Stored entries:
+++

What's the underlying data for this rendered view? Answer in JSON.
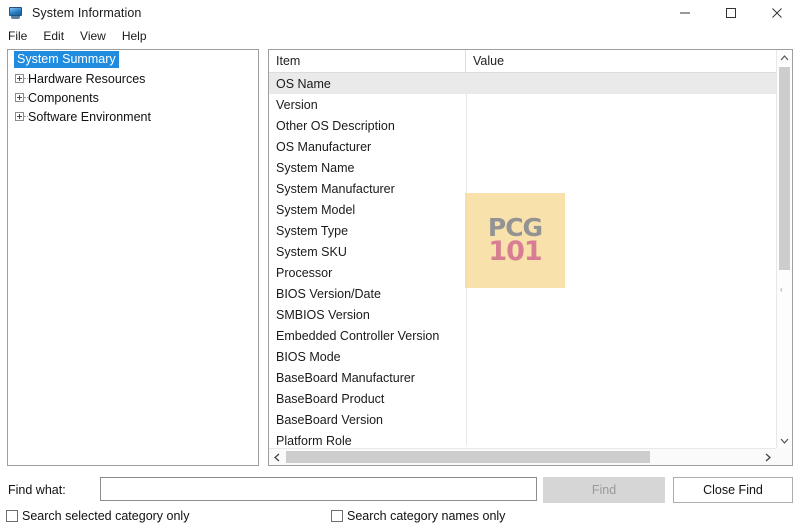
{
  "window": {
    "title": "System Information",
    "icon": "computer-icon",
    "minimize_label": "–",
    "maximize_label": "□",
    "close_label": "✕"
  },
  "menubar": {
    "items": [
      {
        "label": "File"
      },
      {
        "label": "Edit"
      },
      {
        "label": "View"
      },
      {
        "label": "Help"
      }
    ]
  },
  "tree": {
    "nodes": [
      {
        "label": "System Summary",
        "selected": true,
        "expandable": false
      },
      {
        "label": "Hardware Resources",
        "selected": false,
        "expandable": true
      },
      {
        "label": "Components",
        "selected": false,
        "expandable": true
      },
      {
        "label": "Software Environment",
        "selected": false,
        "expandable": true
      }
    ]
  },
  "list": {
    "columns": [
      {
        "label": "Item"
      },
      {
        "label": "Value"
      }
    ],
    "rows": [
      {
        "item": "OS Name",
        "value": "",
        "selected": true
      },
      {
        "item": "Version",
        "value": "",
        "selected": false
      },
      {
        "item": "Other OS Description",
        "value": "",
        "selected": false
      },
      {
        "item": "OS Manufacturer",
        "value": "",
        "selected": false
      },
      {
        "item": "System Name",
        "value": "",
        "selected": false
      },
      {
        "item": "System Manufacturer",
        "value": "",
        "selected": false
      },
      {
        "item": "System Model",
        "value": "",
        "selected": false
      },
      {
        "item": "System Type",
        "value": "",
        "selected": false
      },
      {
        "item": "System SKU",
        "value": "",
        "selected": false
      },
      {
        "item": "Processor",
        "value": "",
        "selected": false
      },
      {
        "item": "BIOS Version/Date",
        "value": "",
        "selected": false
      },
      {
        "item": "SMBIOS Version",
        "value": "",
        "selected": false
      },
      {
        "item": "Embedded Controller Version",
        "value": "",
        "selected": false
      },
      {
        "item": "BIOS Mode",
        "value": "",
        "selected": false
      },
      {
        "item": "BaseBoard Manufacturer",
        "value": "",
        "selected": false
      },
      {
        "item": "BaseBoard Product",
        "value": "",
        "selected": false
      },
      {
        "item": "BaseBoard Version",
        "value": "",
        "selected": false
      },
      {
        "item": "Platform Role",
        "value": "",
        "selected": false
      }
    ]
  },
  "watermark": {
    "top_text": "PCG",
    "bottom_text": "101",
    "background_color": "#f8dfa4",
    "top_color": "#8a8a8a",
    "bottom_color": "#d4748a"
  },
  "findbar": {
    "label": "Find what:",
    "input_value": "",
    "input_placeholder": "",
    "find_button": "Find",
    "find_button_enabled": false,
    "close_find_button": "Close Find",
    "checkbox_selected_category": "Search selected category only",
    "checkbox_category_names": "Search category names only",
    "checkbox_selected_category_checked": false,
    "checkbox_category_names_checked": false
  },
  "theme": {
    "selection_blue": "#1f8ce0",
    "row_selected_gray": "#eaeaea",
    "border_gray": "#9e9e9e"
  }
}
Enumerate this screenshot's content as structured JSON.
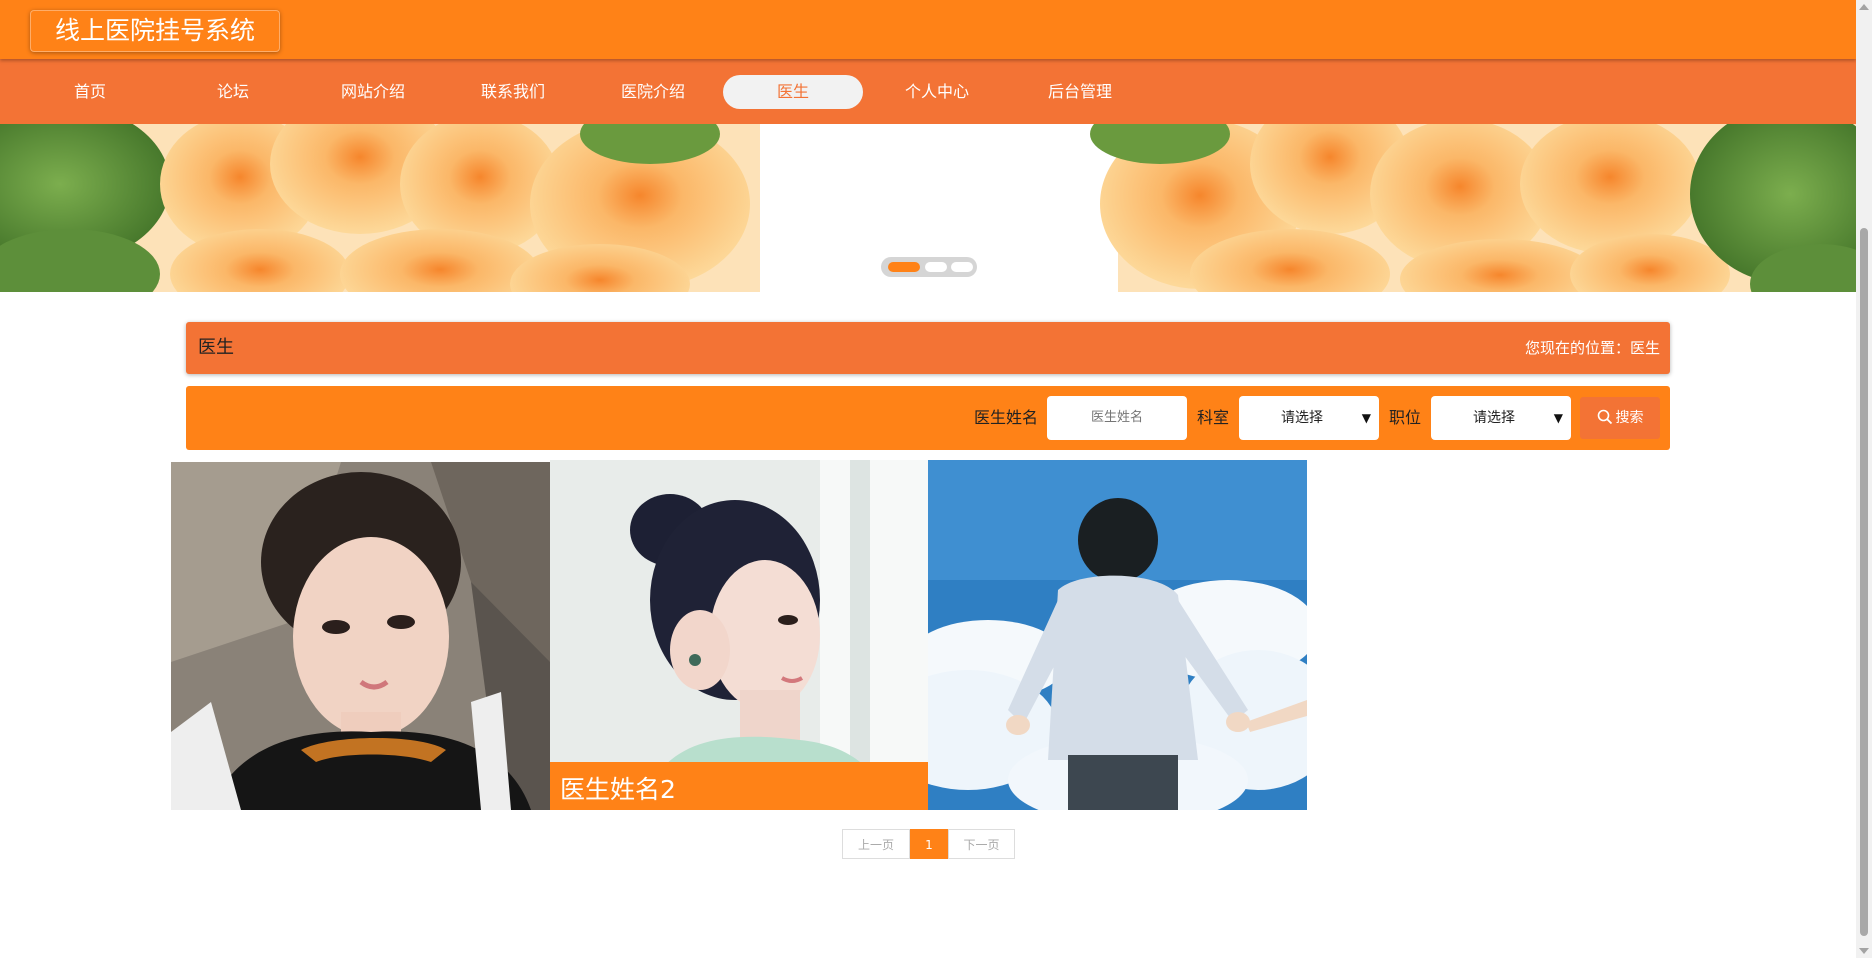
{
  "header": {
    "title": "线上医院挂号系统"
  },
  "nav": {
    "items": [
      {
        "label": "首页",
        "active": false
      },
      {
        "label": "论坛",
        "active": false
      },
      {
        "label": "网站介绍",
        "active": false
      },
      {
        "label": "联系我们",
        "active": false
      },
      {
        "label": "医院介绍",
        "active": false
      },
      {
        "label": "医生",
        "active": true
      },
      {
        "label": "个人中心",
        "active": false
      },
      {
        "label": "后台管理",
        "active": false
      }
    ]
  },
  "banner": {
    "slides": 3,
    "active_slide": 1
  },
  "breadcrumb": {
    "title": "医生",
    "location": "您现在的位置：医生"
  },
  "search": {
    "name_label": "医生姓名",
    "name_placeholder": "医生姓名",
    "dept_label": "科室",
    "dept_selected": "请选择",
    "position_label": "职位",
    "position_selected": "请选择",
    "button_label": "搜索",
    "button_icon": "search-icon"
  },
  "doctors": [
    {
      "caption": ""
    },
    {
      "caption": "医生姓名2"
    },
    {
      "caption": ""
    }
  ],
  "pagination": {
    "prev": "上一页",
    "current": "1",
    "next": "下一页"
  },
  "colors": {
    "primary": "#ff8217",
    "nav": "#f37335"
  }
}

+++

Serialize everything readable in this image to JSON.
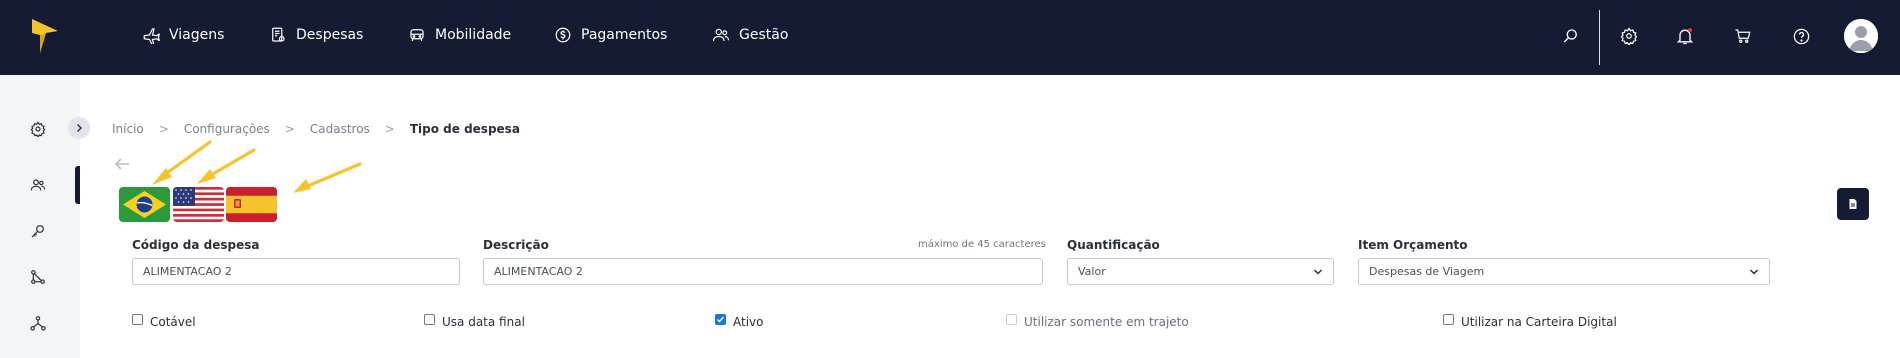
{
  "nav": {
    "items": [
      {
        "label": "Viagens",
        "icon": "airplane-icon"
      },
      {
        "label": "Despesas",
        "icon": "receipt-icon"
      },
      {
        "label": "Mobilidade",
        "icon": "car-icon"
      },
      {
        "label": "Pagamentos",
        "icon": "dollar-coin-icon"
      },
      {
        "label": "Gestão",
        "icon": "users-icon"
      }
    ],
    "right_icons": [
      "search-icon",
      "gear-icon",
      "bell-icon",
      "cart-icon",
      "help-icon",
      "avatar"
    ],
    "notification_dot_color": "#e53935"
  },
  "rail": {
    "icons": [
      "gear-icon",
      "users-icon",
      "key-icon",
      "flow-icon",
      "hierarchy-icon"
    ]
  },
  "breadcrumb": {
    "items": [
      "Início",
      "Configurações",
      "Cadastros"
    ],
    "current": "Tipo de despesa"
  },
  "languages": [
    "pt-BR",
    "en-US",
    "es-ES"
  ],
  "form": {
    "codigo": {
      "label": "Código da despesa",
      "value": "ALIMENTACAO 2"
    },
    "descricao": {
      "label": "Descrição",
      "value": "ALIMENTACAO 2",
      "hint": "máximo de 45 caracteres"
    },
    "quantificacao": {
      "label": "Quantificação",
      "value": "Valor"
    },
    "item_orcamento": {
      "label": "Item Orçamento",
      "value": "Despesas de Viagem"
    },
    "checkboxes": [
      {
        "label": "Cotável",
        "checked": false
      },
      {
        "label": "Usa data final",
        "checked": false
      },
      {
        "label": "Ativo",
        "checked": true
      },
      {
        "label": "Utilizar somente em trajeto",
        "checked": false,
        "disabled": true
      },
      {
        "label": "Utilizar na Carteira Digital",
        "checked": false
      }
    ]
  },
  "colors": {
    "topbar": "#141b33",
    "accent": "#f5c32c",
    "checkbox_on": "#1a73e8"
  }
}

+++

[TASK DESCRIPTION] Return each full line of the entries that contains the word "Despesas".

[REPLY]
        "label": "Despesas",
      "value": "Despesas de Viagem"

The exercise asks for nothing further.